**Listed entries**
□ □ □ □ □ □ □

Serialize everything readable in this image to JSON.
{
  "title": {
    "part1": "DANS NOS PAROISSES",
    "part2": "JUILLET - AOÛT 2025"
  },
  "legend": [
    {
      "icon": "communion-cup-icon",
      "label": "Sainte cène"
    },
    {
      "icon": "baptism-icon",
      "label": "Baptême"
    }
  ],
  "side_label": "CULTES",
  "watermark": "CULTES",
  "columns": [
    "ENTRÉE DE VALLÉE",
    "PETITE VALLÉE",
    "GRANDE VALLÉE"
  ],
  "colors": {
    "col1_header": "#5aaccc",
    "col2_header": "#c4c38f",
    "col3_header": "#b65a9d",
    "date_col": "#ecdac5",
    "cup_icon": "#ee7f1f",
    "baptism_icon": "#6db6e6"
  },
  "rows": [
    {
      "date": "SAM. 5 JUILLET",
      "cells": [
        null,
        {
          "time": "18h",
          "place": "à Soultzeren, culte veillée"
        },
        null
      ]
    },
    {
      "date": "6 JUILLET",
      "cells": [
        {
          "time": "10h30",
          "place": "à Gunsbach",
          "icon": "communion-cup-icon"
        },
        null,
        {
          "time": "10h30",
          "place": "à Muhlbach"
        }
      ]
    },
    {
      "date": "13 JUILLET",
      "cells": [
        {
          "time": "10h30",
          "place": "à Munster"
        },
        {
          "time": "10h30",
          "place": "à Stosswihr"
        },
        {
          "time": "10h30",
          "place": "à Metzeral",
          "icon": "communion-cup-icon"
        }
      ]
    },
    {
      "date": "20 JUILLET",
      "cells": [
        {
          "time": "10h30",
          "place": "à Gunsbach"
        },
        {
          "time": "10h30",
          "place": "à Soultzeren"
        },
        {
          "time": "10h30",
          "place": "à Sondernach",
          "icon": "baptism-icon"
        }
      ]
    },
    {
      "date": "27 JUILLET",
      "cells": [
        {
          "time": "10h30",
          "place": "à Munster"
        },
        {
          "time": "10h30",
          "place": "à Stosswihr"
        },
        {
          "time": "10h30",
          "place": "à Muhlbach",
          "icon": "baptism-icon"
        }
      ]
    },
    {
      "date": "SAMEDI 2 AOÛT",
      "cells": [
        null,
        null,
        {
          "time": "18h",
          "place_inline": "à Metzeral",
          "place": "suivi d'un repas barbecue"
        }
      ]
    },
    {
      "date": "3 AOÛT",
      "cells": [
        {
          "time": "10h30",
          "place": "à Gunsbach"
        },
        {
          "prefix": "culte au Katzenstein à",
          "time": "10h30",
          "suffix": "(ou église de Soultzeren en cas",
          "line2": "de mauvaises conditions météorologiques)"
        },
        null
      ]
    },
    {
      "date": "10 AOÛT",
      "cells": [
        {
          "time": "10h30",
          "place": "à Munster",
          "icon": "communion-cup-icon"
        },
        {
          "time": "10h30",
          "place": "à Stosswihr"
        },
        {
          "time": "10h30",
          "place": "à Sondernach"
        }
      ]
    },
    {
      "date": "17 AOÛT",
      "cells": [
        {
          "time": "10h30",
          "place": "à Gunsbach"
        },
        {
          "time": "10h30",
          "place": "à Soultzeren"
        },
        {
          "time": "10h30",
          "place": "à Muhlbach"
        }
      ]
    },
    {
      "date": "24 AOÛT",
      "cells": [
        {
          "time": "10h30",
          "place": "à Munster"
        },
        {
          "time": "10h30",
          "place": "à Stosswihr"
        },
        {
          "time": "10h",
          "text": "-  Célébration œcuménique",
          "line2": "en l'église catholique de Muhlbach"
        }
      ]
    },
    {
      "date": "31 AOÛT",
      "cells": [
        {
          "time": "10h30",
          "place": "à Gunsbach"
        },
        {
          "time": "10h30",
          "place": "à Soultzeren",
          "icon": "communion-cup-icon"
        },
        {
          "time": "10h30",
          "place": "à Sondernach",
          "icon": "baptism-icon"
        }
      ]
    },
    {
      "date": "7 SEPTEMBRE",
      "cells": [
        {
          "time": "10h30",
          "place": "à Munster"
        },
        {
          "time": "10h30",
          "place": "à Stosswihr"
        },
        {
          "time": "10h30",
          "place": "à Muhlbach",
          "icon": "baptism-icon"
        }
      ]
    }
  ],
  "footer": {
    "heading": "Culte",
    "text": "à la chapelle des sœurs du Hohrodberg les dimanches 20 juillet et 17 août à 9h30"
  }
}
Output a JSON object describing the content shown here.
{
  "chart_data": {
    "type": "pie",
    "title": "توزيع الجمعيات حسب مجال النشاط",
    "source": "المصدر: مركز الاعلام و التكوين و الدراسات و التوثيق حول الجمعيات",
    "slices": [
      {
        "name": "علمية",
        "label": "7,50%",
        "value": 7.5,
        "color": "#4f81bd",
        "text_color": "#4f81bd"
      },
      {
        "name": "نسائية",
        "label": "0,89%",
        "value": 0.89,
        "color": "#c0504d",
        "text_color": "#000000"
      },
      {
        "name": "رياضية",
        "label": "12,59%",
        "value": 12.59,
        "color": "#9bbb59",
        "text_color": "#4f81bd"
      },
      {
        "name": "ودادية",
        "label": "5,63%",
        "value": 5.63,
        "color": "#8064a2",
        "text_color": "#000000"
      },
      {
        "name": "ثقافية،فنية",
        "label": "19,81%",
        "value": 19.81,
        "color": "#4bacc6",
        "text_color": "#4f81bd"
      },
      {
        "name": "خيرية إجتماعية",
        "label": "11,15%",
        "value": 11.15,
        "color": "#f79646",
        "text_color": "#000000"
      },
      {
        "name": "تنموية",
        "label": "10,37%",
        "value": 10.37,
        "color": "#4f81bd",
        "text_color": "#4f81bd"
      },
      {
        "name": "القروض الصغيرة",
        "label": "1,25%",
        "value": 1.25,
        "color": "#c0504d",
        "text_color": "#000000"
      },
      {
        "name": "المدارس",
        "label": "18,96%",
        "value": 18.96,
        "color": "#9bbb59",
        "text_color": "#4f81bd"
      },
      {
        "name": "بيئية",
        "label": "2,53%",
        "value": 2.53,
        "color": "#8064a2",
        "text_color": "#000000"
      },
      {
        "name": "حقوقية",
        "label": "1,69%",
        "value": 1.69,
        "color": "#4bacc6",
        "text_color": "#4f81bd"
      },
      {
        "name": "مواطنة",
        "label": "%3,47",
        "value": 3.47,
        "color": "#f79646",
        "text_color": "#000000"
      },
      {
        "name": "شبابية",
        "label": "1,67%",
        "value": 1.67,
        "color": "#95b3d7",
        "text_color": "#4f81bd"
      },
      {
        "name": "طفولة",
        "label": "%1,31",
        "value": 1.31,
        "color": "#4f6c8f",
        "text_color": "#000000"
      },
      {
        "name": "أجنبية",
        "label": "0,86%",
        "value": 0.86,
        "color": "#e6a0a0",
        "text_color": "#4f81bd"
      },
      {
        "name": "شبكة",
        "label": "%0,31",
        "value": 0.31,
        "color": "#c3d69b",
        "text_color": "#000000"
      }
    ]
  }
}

□ □ □ □ □ □ □

**Problem details**
Every entry in the listing must be retyped exactly.

**Response**
Serialize everything readable in this image to JSON.
{
  "title": {
    "part1": "DANS NOS PAROISSES",
    "part2": "JUILLET - AOÛT 2025"
  },
  "legend": [
    {
      "icon": "communion-cup-icon",
      "label": "Sainte cène"
    },
    {
      "icon": "baptism-icon",
      "label": "Baptême"
    }
  ],
  "side_label": "CULTES",
  "watermark": "CULTES",
  "columns": [
    "ENTRÉE DE VALLÉE",
    "PETITE VALLÉE",
    "GRANDE VALLÉE"
  ],
  "colors": {
    "col1_header": "#5aaccc",
    "col2_header": "#c4c38f",
    "col3_header": "#b65a9d",
    "date_col": "#ecdac5",
    "cup_icon": "#ee7f1f",
    "baptism_icon": "#6db6e6"
  },
  "rows": [
    {
      "date": "SAM. 5 JUILLET",
      "cells": [
        null,
        {
          "time": "18h",
          "place": "à Soultzeren, culte veillée"
        },
        null
      ]
    },
    {
      "date": "6 JUILLET",
      "cells": [
        {
          "time": "10h30",
          "place": "à Gunsbach",
          "icon": "communion-cup-icon"
        },
        null,
        {
          "time": "10h30",
          "place": "à Muhlbach"
        }
      ]
    },
    {
      "date": "13 JUILLET",
      "cells": [
        {
          "time": "10h30",
          "place": "à Munster"
        },
        {
          "time": "10h30",
          "place": "à Stosswihr"
        },
        {
          "time": "10h30",
          "place": "à Metzeral",
          "icon": "communion-cup-icon"
        }
      ]
    },
    {
      "date": "20 JUILLET",
      "cells": [
        {
          "time": "10h30",
          "place": "à Gunsbach"
        },
        {
          "time": "10h30",
          "place": "à Soultzeren"
        },
        {
          "time": "10h30",
          "place": "à Sondernach",
          "icon": "baptism-icon"
        }
      ]
    },
    {
      "date": "27 JUILLET",
      "cells": [
        {
          "time": "10h30",
          "place": "à Munster"
        },
        {
          "time": "10h30",
          "place": "à Stosswihr"
        },
        {
          "time": "10h30",
          "place": "à Muhlbach",
          "icon": "baptism-icon"
        }
      ]
    },
    {
      "date": "SAMEDI 2 AOÛT",
      "cells": [
        null,
        null,
        {
          "time": "18h",
          "place_inline": "à Metzeral",
          "place": "suivi d'un repas barbecue"
        }
      ]
    },
    {
      "date": "3 AOÛT",
      "cells": [
        {
          "time": "10h30",
          "place": "à Gunsbach"
        },
        {
          "prefix": "culte au Katzenstein à",
          "time": "10h30",
          "suffix": "(ou église de Soultzeren en cas",
          "line2": "de mauvaises conditions météorologiques)"
        },
        null
      ]
    },
    {
      "date": "10 AOÛT",
      "cells": [
        {
          "time": "10h30",
          "place": "à Munster",
          "icon": "communion-cup-icon"
        },
        {
          "time": "10h30",
          "place": "à Stosswihr"
        },
        {
          "time": "10h30",
          "place": "à Sondernach"
        }
      ]
    },
    {
      "date": "17 AOÛT",
      "cells": [
        {
          "time": "10h30",
          "place": "à Gunsbach"
        },
        {
          "time": "10h30",
          "place": "à Soultzeren"
        },
        {
          "time": "10h30",
          "place": "à Muhlbach"
        }
      ]
    },
    {
      "date": "24 AOÛT",
      "cells": [
        {
          "time": "10h30",
          "place": "à Munster"
        },
        {
          "time": "10h30",
          "place": "à Stosswihr"
        },
        {
          "time": "10h",
          "text": "-  Célébration œcuménique",
          "line2": "en l'église catholique de Muhlbach"
        }
      ]
    },
    {
      "date": "31 AOÛT",
      "cells": [
        {
          "time": "10h30",
          "place": "à Gunsbach"
        },
        {
          "time": "10h30",
          "place": "à Soultzeren",
          "icon": "communion-cup-icon"
        },
        {
          "time": "10h30",
          "place": "à Sondernach",
          "icon": "baptism-icon"
        }
      ]
    },
    {
      "date": "7 SEPTEMBRE",
      "cells": [
        {
          "time": "10h30",
          "place": "à Munster"
        },
        {
          "time": "10h30",
          "place": "à Stosswihr"
        },
        {
          "time": "10h30",
          "place": "à Muhlbach",
          "icon": "baptism-icon"
        }
      ]
    }
  ],
  "footer": {
    "heading": "Culte",
    "text": "à la chapelle des sœurs du Hohrodberg les dimanches 20 juillet et 17 août à 9h30"
  }
}
Output a JSON object describing the content shown here.
{
  "chart_data": {
    "type": "pie",
    "title": "توزيع الجمعيات حسب مجال النشاط",
    "source": "المصدر: مركز الاعلام و التكوين و الدراسات و التوثيق حول الجمعيات",
    "slices": [
      {
        "name": "علمية",
        "label": "7,50%",
        "value": 7.5,
        "color": "#4f81bd",
        "text_color": "#4f81bd"
      },
      {
        "name": "نسائية",
        "label": "0,89%",
        "value": 0.89,
        "color": "#c0504d",
        "text_color": "#000000"
      },
      {
        "name": "رياضية",
        "label": "12,59%",
        "value": 12.59,
        "color": "#9bbb59",
        "text_color": "#4f81bd"
      },
      {
        "name": "ودادية",
        "label": "5,63%",
        "value": 5.63,
        "color": "#8064a2",
        "text_color": "#000000"
      },
      {
        "name": "ثقافية،فنية",
        "label": "19,81%",
        "value": 19.81,
        "color": "#4bacc6",
        "text_color": "#4f81bd"
      },
      {
        "name": "خيرية إجتماعية",
        "label": "11,15%",
        "value": 11.15,
        "color": "#f79646",
        "text_color": "#000000"
      },
      {
        "name": "تنموية",
        "label": "10,37%",
        "value": 10.37,
        "color": "#4f81bd",
        "text_color": "#4f81bd"
      },
      {
        "name": "القروض الصغيرة",
        "label": "1,25%",
        "value": 1.25,
        "color": "#c0504d",
        "text_color": "#000000"
      },
      {
        "name": "المدارس",
        "label": "18,96%",
        "value": 18.96,
        "color": "#9bbb59",
        "text_color": "#4f81bd"
      },
      {
        "name": "بيئية",
        "label": "2,53%",
        "value": 2.53,
        "color": "#8064a2",
        "text_color": "#000000"
      },
      {
        "name": "حقوقية",
        "label": "1,69%",
        "value": 1.69,
        "color": "#4bacc6",
        "text_color": "#4f81bd"
      },
      {
        "name": "مواطنة",
        "label": "%3,47",
        "value": 3.47,
        "color": "#f79646",
        "text_color": "#000000"
      },
      {
        "name": "شبابية",
        "label": "1,67%",
        "value": 1.67,
        "color": "#95b3d7",
        "text_color": "#4f81bd"
      },
      {
        "name": "طفولة",
        "label": "%1,31",
        "value": 1.31,
        "color": "#4f6c8f",
        "text_color": "#000000"
      },
      {
        "name": "أجنبية",
        "label": "0,86%",
        "value": 0.86,
        "color": "#e6a0a0",
        "text_color": "#4f81bd"
      },
      {
        "name": "شبكة",
        "label": "%0,31",
        "value": 0.31,
        "color": "#c3d69b",
        "text_color": "#000000"
      }
    ]
  }
}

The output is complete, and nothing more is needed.